- SOURCE DATA:
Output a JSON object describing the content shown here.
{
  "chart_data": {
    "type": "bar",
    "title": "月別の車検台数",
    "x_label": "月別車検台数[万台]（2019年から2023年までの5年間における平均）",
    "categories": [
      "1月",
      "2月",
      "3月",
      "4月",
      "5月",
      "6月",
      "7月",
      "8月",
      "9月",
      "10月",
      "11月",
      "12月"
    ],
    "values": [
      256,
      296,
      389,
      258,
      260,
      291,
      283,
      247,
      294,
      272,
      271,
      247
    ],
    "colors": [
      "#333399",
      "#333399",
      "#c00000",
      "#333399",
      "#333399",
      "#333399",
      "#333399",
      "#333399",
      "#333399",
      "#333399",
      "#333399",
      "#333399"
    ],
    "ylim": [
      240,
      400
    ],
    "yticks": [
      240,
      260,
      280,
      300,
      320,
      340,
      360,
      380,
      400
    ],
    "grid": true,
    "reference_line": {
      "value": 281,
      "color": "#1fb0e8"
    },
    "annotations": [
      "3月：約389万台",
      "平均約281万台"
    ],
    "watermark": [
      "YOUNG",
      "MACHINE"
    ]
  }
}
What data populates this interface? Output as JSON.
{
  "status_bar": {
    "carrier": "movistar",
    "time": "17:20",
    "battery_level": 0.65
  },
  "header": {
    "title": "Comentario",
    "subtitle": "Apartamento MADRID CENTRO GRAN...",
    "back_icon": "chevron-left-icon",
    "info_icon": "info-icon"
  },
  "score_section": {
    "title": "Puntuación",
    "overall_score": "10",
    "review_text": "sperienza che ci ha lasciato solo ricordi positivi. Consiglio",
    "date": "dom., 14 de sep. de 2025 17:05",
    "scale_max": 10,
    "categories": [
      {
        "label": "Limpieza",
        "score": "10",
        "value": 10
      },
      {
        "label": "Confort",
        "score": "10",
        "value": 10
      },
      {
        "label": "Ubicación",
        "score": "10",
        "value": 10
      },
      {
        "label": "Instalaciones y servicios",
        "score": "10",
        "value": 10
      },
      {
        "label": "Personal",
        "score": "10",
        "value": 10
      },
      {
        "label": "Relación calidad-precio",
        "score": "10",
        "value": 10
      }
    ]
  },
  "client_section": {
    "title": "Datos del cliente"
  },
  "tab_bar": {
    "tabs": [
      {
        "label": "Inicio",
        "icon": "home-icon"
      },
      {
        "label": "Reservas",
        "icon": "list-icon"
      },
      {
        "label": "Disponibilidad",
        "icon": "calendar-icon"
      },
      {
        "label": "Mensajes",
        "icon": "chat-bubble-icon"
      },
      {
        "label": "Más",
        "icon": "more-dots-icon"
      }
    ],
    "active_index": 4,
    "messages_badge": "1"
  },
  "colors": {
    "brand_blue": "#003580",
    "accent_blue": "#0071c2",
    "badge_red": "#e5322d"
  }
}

- WHAT TO WORK ON: Each line of the material above must be retyped precisely.

- THE OUTPUT:
Output a JSON object describing the content shown here.
{
  "chart_data": {
    "type": "bar",
    "title": "月別の車検台数",
    "x_label": "月別車検台数[万台]（2019年から2023年までの5年間における平均）",
    "categories": [
      "1月",
      "2月",
      "3月",
      "4月",
      "5月",
      "6月",
      "7月",
      "8月",
      "9月",
      "10月",
      "11月",
      "12月"
    ],
    "values": [
      256,
      296,
      389,
      258,
      260,
      291,
      283,
      247,
      294,
      272,
      271,
      247
    ],
    "colors": [
      "#333399",
      "#333399",
      "#c00000",
      "#333399",
      "#333399",
      "#333399",
      "#333399",
      "#333399",
      "#333399",
      "#333399",
      "#333399",
      "#333399"
    ],
    "ylim": [
      240,
      400
    ],
    "yticks": [
      240,
      260,
      280,
      300,
      320,
      340,
      360,
      380,
      400
    ],
    "grid": true,
    "reference_line": {
      "value": 281,
      "color": "#1fb0e8"
    },
    "annotations": [
      "3月：約389万台",
      "平均約281万台"
    ],
    "watermark": [
      "YOUNG",
      "MACHINE"
    ]
  }
}
What data populates this interface? Output as JSON.
{
  "status_bar": {
    "carrier": "movistar",
    "time": "17:20",
    "battery_level": 0.65
  },
  "header": {
    "title": "Comentario",
    "subtitle": "Apartamento MADRID CENTRO GRAN...",
    "back_icon": "chevron-left-icon",
    "info_icon": "info-icon"
  },
  "score_section": {
    "title": "Puntuación",
    "overall_score": "10",
    "review_text": "sperienza che ci ha lasciato solo ricordi positivi. Consiglio",
    "date": "dom., 14 de sep. de 2025 17:05",
    "scale_max": 10,
    "categories": [
      {
        "label": "Limpieza",
        "score": "10",
        "value": 10
      },
      {
        "label": "Confort",
        "score": "10",
        "value": 10
      },
      {
        "label": "Ubicación",
        "score": "10",
        "value": 10
      },
      {
        "label": "Instalaciones y servicios",
        "score": "10",
        "value": 10
      },
      {
        "label": "Personal",
        "score": "10",
        "value": 10
      },
      {
        "label": "Relación calidad-precio",
        "score": "10",
        "value": 10
      }
    ]
  },
  "client_section": {
    "title": "Datos del cliente"
  },
  "tab_bar": {
    "tabs": [
      {
        "label": "Inicio",
        "icon": "home-icon"
      },
      {
        "label": "Reservas",
        "icon": "list-icon"
      },
      {
        "label": "Disponibilidad",
        "icon": "calendar-icon"
      },
      {
        "label": "Mensajes",
        "icon": "chat-bubble-icon"
      },
      {
        "label": "Más",
        "icon": "more-dots-icon"
      }
    ],
    "active_index": 4,
    "messages_badge": "1"
  },
  "colors": {
    "brand_blue": "#003580",
    "accent_blue": "#0071c2",
    "badge_red": "#e5322d"
  }
}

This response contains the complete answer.